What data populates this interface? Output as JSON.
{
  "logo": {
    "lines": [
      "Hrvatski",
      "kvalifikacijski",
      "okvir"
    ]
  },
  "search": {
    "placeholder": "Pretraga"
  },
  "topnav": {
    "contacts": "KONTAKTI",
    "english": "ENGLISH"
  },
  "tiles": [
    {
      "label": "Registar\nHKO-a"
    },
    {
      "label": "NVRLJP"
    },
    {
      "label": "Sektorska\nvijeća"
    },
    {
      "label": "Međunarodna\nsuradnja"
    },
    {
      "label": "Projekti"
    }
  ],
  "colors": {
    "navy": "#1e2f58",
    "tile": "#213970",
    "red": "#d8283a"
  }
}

■ **EXERCISE OBJECTIVE**: From the records above, extract every entry exactly as given.

■ **RESPONSE TO THIS EXERCISE**:
What data populates this interface? Output as JSON.
{
  "logo": {
    "lines": [
      "Hrvatski",
      "kvalifikacijski",
      "okvir"
    ]
  },
  "search": {
    "placeholder": "Pretraga"
  },
  "topnav": {
    "contacts": "KONTAKTI",
    "english": "ENGLISH"
  },
  "tiles": [
    {
      "label": "Registar\nHKO-a"
    },
    {
      "label": "NVRLJP"
    },
    {
      "label": "Sektorska\nvijeća"
    },
    {
      "label": "Međunarodna\nsuradnja"
    },
    {
      "label": "Projekti"
    }
  ],
  "colors": {
    "navy": "#1e2f58",
    "tile": "#213970",
    "red": "#d8283a"
  }
}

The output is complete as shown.